▶ [Task directions]: Wherever "color" appears in a line, list that line.

::::

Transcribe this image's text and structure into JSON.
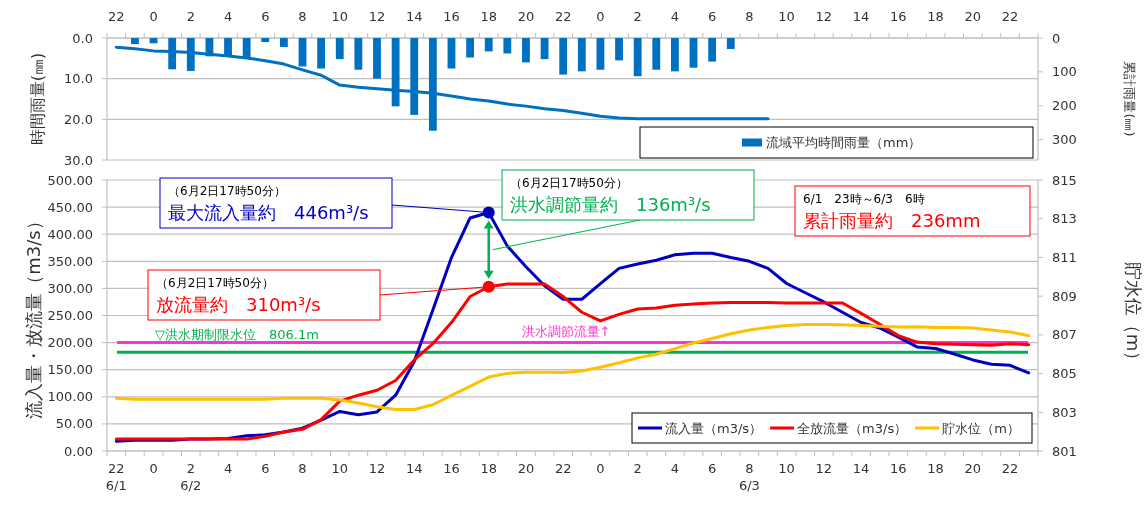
{
  "chart_data": [
    {
      "type": "bar",
      "ylabel": "時間雨量(㎜)",
      "y2label": "累計雨量(㎜)",
      "categories": [
        "22",
        null,
        "0",
        null,
        "2",
        null,
        "4",
        null,
        "6",
        null,
        "8",
        null,
        "10",
        null,
        "12",
        null,
        "14",
        null,
        "16",
        null,
        "18",
        null,
        "20",
        null,
        "22",
        null,
        "0",
        null,
        "2",
        null,
        "4",
        null,
        "6",
        null,
        "8",
        null,
        "10",
        null,
        "12",
        null,
        "14",
        null,
        "16",
        null,
        "18",
        null,
        "20",
        null,
        "22",
        null
      ],
      "ylim": [
        30,
        0
      ],
      "yticks": [
        {
          "value": 0,
          "label": "0.0"
        },
        {
          "value": 10,
          "label": "10.0"
        },
        {
          "value": 20,
          "label": "20.0"
        },
        {
          "value": 30,
          "label": "30.0"
        }
      ],
      "y2lim": [
        360,
        0
      ],
      "y2ticks": [
        0,
        100,
        200,
        300
      ],
      "grid": "y",
      "legend": "bottom right",
      "series": [
        {
          "name": "流域平均時間雨量（mm）",
          "color": "#0070c0",
          "values": [
            null,
            1.5,
            1.3,
            7.7,
            8.1,
            4.5,
            4.3,
            4.8,
            1.0,
            2.2,
            7.0,
            7.5,
            5.2,
            7.8,
            10.0,
            16.8,
            18.9,
            22.8,
            7.5,
            4.8,
            3.3,
            3.8,
            6.0,
            5.2,
            9.0,
            8.2,
            7.8,
            5.5,
            9.4,
            7.8,
            8.2,
            7.3,
            5.8,
            2.7,
            null,
            null,
            null,
            null,
            null,
            null,
            null,
            null,
            null,
            null,
            null,
            null,
            null,
            null,
            null,
            null
          ]
        },
        {
          "type": "line",
          "axis": "y2",
          "color": "#0070c0",
          "values": [
            27,
            32,
            38,
            40,
            43,
            48,
            53,
            59,
            67,
            77,
            94,
            110,
            139,
            145,
            150,
            154,
            158,
            163,
            171,
            180,
            186,
            195,
            201,
            209,
            214,
            222,
            231,
            236,
            238,
            238,
            238,
            238,
            238,
            238,
            238,
            238,
            null,
            null,
            null,
            null,
            null,
            null,
            null,
            null,
            null,
            null,
            null,
            null,
            null,
            null
          ]
        }
      ]
    },
    {
      "type": "line",
      "ylabel": "流入量・放流量（m3/s）",
      "y2label": "貯水位（m）",
      "categories": [
        "22\n6/1",
        null,
        "0",
        null,
        "2\n6/2",
        null,
        "4",
        null,
        "6",
        null,
        "8",
        null,
        "10",
        null,
        "12",
        null,
        "14",
        null,
        "16",
        null,
        "18",
        null,
        "20",
        null,
        "22",
        null,
        "0",
        null,
        "2",
        null,
        "4",
        null,
        "6",
        null,
        "8\n6/3",
        null,
        "10",
        null,
        "12",
        null,
        "14",
        null,
        "16",
        null,
        "18",
        null,
        "20",
        null,
        "22",
        null
      ],
      "ylim": [
        0,
        500
      ],
      "yticks": [
        {
          "value": 0,
          "label": "0.00"
        },
        {
          "value": 50,
          "label": "50.00"
        },
        {
          "value": 100,
          "label": "100.00"
        },
        {
          "value": 150,
          "label": "150.00"
        },
        {
          "value": 200,
          "label": "200.00"
        },
        {
          "value": 250,
          "label": "250.00"
        },
        {
          "value": 300,
          "label": "300.00"
        },
        {
          "value": 350,
          "label": "350.00"
        },
        {
          "value": 400,
          "label": "400.00"
        },
        {
          "value": 450,
          "label": "450.00"
        },
        {
          "value": 500,
          "label": "500.00"
        }
      ],
      "y2lim": [
        801,
        815
      ],
      "y2ticks": [
        801,
        803,
        805,
        807,
        809,
        811,
        813,
        815
      ],
      "grid": "y",
      "legend": "bottom right",
      "series": [
        {
          "name": "流入量（m3/s）",
          "color": "#0000c0",
          "values": [
            18,
            20,
            20,
            20,
            22,
            22,
            23,
            28,
            30,
            35,
            42,
            57,
            73,
            67,
            72,
            103,
            165,
            260,
            357,
            430,
            440,
            378,
            340,
            305,
            280,
            280,
            309,
            337,
            345,
            352,
            362,
            365,
            365,
            357,
            350,
            337,
            309,
            292,
            275,
            256,
            237,
            227,
            210,
            192,
            189,
            179,
            168,
            160,
            158,
            144
          ]
        },
        {
          "name": "全放流量（m3/s）",
          "color": "#ff0000",
          "values": [
            22,
            22,
            22,
            22,
            22,
            22,
            22,
            22,
            27,
            35,
            40,
            58,
            92,
            103,
            112,
            130,
            168,
            198,
            237,
            285,
            303,
            308,
            308,
            308,
            285,
            256,
            240,
            252,
            262,
            264,
            269,
            271,
            273,
            274,
            274,
            274,
            273,
            273,
            273,
            273,
            254,
            234,
            213,
            201,
            198,
            197,
            196,
            195,
            198,
            196
          ]
        },
        {
          "name": "貯水位（m）",
          "axis": "y2",
          "color": "#ffc000",
          "values": [
            803.73,
            803.67,
            803.67,
            803.67,
            803.67,
            803.67,
            803.67,
            803.67,
            803.67,
            803.73,
            803.73,
            803.73,
            803.64,
            803.48,
            803.29,
            803.14,
            803.14,
            803.39,
            803.87,
            804.34,
            804.82,
            805.01,
            805.07,
            805.07,
            805.05,
            805.13,
            805.33,
            805.56,
            805.81,
            806.0,
            806.29,
            806.58,
            806.81,
            807.06,
            807.25,
            807.38,
            807.48,
            807.54,
            807.54,
            807.52,
            807.48,
            807.44,
            807.4,
            807.42,
            807.38,
            807.38,
            807.35,
            807.25,
            807.15,
            806.96
          ]
        }
      ],
      "ref_lines": [
        {
          "axis": "y",
          "value": 200,
          "label": "洪水調節流量↑",
          "color": "#ff33cc"
        },
        {
          "axis": "y2",
          "value": 806.1,
          "label": "▽洪水期制限水位　806.1m",
          "color": "#00b050"
        }
      ],
      "annotations": [
        "（6月2日17時50分）",
        "最大流入量約　446m³/s",
        "（6月2日17時50分）",
        "放流量約　310m³/s",
        "（6月2日17時50分）",
        "洪水調節量約　136m³/s",
        "6/1　23時～6/3　6時",
        "累計雨量約　236mm"
      ]
    }
  ]
}
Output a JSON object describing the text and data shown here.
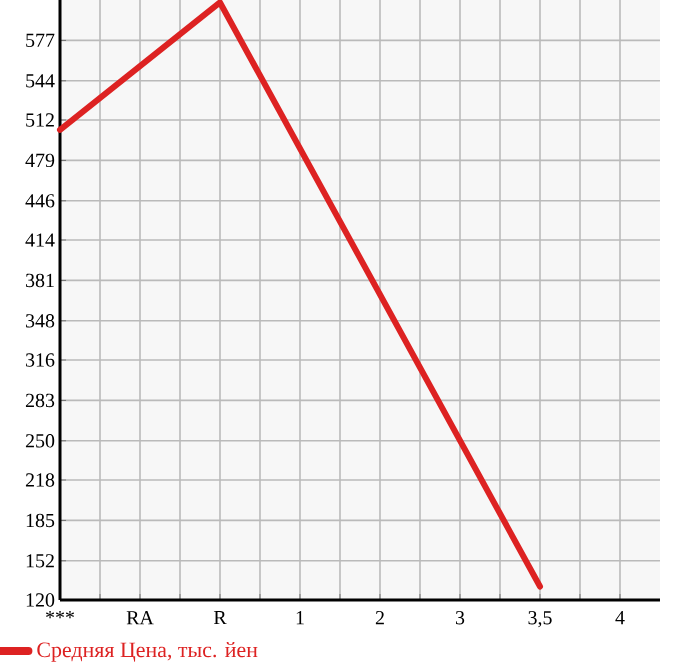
{
  "chart_data": {
    "type": "line",
    "categories": [
      "***",
      "RA",
      "R",
      "1",
      "2",
      "3",
      "3,5",
      "4"
    ],
    "series": [
      {
        "name": "Средняя Цена, тыс. йен",
        "color": "#dd2222",
        "values": [
          504,
          null,
          608,
          null,
          null,
          null,
          131,
          null
        ]
      }
    ],
    "ylim": [
      120,
      610
    ],
    "yticks": [
      120,
      152,
      185,
      218,
      250,
      283,
      316,
      348,
      381,
      414,
      446,
      479,
      512,
      544,
      577
    ],
    "grid": true,
    "legend": "bottom left",
    "marker": "none",
    "line_style": "solid"
  }
}
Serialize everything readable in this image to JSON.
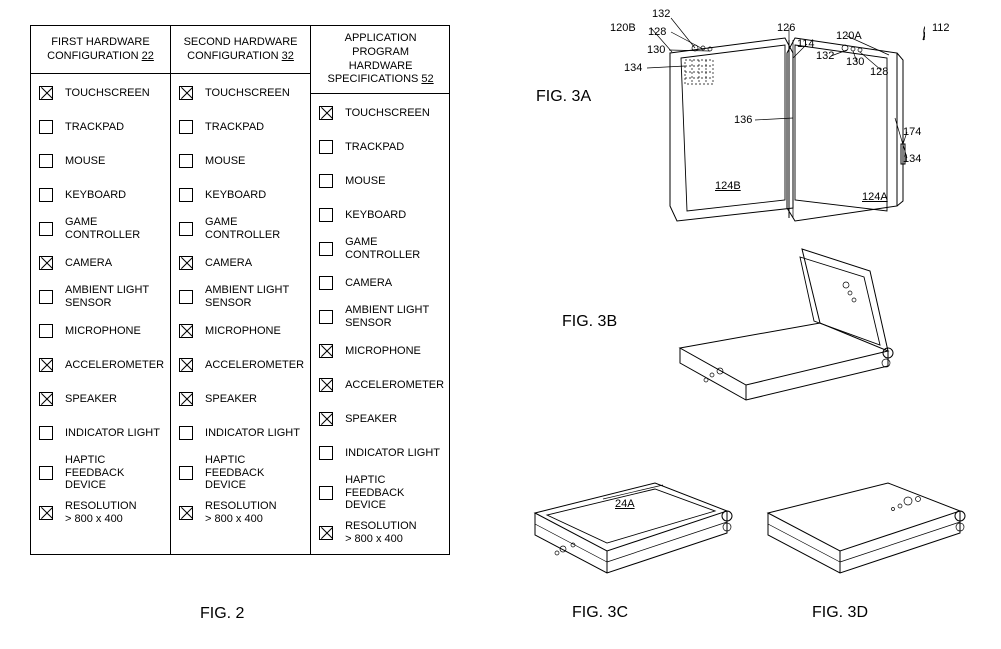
{
  "table": {
    "columns": [
      {
        "title_prefix": "FIRST HARDWARE\nCONFIGURATION ",
        "num": "22"
      },
      {
        "title_prefix": "SECOND HARDWARE\nCONFIGURATION ",
        "num": "32"
      },
      {
        "title_prefix": "APPLICATION PROGRAM\nHARDWARE\nSPECIFICATIONS ",
        "num": "52"
      }
    ],
    "rows": [
      {
        "label": "TOUCHSCREEN",
        "c": [
          true,
          true,
          true
        ]
      },
      {
        "label": "TRACKPAD",
        "c": [
          false,
          false,
          false
        ]
      },
      {
        "label": "MOUSE",
        "c": [
          false,
          false,
          false
        ]
      },
      {
        "label": "KEYBOARD",
        "c": [
          false,
          false,
          false
        ]
      },
      {
        "label": "GAME CONTROLLER",
        "c": [
          false,
          false,
          false
        ]
      },
      {
        "label": "CAMERA",
        "c": [
          true,
          true,
          false
        ]
      },
      {
        "label": "AMBIENT LIGHT\nSENSOR",
        "c": [
          false,
          false,
          false
        ]
      },
      {
        "label": "MICROPHONE",
        "c": [
          false,
          true,
          true
        ]
      },
      {
        "label": "ACCELEROMETER",
        "c": [
          true,
          true,
          true
        ]
      },
      {
        "label": "SPEAKER",
        "c": [
          true,
          true,
          true
        ]
      },
      {
        "label": "INDICATOR LIGHT",
        "c": [
          false,
          false,
          false
        ]
      },
      {
        "label": "HAPTIC FEEDBACK\nDEVICE",
        "c": [
          false,
          false,
          false
        ]
      },
      {
        "label": "RESOLUTION\n> 800 x 400",
        "c": [
          true,
          true,
          true
        ]
      }
    ],
    "caption": "FIG. 2"
  },
  "figs": {
    "a": "FIG. 3A",
    "b": "FIG. 3B",
    "c": "FIG. 3C",
    "d": "FIG. 3D"
  },
  "leaders": {
    "l120B": "120B",
    "l132a": "132",
    "l128a": "128",
    "l130a": "130",
    "l134a": "134",
    "l126": "126",
    "l114": "114",
    "l120A": "120A",
    "l132b": "132",
    "l130b": "130",
    "l128b": "128",
    "l112": "112",
    "l136": "136",
    "l174": "174",
    "l134b": "134",
    "l124A": "124A",
    "l124B": "124B",
    "l24A": "24A"
  }
}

::::

▶ [The output]:
          "color": "#0070c0",
          "color": "#0070c0",
          "color": "#0000c0",
          "color": "#ff0000",
          "color": "#ffc000",
          "color": "#ff33cc"
          "color": "#00b050"
        "color": "#dd2222",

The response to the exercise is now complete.